§ Available data
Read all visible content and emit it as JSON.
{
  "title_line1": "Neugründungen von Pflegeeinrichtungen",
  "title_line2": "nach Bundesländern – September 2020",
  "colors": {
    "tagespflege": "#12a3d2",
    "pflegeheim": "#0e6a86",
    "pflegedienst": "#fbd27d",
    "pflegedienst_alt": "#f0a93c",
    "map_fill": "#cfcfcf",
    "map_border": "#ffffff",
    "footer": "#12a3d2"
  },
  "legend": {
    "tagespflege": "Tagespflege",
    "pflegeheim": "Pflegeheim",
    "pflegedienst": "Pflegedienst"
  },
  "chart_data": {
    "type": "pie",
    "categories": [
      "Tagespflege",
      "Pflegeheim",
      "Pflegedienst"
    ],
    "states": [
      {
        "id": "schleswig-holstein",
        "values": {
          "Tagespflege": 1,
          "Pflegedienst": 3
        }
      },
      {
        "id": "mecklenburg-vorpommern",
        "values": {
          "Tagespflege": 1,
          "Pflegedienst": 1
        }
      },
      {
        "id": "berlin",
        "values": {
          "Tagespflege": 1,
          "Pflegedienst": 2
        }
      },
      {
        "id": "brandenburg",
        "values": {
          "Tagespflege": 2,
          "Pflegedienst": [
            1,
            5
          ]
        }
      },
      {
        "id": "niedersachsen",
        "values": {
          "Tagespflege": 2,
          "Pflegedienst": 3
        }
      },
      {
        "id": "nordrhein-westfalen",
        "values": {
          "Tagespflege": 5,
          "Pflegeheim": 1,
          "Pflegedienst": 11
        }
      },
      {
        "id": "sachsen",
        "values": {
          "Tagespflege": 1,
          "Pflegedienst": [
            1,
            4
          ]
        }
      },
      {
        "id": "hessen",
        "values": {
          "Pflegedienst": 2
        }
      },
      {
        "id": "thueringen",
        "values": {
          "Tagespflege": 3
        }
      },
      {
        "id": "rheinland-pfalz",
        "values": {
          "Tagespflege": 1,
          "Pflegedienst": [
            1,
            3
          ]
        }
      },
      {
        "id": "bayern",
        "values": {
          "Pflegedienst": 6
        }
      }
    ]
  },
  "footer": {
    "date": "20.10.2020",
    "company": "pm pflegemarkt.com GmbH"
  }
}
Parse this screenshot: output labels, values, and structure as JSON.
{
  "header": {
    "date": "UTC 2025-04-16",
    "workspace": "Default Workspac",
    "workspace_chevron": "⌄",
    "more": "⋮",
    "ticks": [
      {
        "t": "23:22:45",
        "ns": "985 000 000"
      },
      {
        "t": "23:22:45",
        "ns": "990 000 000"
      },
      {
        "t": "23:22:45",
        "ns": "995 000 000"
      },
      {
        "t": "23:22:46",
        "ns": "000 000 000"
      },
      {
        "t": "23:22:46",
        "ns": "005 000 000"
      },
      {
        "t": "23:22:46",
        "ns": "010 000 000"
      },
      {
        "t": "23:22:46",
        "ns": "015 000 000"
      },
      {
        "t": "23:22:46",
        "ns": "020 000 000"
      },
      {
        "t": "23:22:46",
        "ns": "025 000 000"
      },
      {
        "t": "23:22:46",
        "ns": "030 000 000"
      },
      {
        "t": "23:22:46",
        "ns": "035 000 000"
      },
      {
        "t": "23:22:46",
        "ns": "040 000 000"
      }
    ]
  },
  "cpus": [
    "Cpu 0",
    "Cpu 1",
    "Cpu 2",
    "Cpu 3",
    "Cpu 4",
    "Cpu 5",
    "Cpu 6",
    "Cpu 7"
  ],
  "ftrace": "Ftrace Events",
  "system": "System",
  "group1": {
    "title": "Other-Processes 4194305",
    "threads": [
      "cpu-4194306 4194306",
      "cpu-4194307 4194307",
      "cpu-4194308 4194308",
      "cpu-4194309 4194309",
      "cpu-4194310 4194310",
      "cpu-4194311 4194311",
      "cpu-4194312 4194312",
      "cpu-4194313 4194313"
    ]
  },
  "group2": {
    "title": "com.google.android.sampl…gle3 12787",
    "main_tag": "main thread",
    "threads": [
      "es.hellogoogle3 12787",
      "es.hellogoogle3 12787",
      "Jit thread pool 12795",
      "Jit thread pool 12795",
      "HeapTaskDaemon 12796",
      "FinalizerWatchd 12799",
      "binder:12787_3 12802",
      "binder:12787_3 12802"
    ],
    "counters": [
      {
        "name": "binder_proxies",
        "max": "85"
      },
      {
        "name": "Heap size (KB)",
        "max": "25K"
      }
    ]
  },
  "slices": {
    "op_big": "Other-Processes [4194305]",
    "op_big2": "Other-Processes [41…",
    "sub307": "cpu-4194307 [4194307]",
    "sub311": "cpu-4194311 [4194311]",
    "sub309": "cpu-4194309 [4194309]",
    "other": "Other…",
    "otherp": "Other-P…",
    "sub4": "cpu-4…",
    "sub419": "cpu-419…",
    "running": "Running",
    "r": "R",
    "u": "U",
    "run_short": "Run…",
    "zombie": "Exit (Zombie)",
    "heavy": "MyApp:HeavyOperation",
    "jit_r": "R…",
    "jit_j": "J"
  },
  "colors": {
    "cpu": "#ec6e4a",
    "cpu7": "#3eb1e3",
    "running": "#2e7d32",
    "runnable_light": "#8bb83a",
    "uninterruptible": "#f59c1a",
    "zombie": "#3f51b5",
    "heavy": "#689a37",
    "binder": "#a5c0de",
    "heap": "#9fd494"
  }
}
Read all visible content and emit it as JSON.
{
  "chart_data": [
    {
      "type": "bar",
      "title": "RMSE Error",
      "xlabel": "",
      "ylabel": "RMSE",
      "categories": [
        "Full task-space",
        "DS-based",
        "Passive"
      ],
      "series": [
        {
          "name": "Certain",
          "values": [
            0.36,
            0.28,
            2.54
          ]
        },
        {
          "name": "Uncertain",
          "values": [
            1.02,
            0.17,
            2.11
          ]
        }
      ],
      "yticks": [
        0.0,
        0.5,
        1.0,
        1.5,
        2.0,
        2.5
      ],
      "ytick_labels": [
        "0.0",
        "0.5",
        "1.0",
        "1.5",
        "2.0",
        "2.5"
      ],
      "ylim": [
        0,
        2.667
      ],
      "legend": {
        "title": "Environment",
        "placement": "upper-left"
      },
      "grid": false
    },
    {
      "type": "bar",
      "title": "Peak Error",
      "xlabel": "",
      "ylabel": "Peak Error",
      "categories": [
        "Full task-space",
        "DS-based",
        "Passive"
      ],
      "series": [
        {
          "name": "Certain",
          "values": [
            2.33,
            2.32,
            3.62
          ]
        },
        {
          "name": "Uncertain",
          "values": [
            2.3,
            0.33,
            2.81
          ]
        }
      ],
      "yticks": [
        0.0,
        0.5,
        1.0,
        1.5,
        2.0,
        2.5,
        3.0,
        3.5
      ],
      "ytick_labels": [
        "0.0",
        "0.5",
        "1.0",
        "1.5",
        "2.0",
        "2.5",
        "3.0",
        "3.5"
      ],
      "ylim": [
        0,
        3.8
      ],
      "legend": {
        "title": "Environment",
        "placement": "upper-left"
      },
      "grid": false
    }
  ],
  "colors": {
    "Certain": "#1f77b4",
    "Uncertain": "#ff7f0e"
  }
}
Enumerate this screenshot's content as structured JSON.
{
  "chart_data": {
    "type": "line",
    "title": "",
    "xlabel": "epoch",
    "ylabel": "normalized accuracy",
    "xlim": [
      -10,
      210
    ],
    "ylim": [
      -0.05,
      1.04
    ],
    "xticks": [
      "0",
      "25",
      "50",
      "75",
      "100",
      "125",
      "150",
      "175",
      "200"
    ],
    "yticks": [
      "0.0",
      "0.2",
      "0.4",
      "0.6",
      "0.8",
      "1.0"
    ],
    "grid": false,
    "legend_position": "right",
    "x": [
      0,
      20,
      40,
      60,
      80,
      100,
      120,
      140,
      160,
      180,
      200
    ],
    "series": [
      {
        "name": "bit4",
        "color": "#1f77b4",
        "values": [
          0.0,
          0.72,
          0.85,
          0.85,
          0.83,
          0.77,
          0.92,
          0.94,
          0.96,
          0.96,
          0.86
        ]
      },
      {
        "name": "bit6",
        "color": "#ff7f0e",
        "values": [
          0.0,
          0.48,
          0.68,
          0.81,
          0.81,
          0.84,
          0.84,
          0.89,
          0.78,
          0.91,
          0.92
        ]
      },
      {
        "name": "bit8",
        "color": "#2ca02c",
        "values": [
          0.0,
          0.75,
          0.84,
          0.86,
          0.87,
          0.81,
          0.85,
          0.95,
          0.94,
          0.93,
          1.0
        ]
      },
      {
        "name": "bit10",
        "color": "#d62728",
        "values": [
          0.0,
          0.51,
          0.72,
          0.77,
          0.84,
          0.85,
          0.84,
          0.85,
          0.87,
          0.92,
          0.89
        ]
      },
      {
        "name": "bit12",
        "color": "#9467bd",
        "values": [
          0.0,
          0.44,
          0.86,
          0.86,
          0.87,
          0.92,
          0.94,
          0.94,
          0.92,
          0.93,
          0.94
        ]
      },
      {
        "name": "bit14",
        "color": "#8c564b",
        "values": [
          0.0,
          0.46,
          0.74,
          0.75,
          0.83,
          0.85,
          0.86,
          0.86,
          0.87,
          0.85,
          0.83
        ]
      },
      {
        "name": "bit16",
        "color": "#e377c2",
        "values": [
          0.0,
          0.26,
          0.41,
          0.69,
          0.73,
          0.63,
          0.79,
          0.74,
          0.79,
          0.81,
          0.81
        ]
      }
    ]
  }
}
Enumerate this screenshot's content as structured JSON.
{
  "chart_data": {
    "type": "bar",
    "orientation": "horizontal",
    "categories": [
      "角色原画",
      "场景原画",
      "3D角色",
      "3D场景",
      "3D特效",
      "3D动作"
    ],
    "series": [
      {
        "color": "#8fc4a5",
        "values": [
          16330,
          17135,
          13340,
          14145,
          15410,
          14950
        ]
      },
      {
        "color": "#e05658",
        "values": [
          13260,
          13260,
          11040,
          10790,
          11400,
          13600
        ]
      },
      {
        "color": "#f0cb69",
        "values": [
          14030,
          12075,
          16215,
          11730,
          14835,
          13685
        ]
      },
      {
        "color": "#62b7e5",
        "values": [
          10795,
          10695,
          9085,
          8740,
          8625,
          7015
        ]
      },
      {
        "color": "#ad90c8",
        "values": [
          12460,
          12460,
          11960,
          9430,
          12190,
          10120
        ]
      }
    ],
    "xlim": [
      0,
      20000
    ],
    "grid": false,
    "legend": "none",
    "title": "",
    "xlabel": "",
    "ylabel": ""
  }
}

§ The request
Find the string "Other" in the listing and return every line that holds it.

§ Final result
    "title": "Other-Processes 4194305",
    "op_big": "Other-Processes [4194305]",
    "op_big2": "Other-Processes [41…",
    "other": "Other…",
    "otherp": "Other-P…",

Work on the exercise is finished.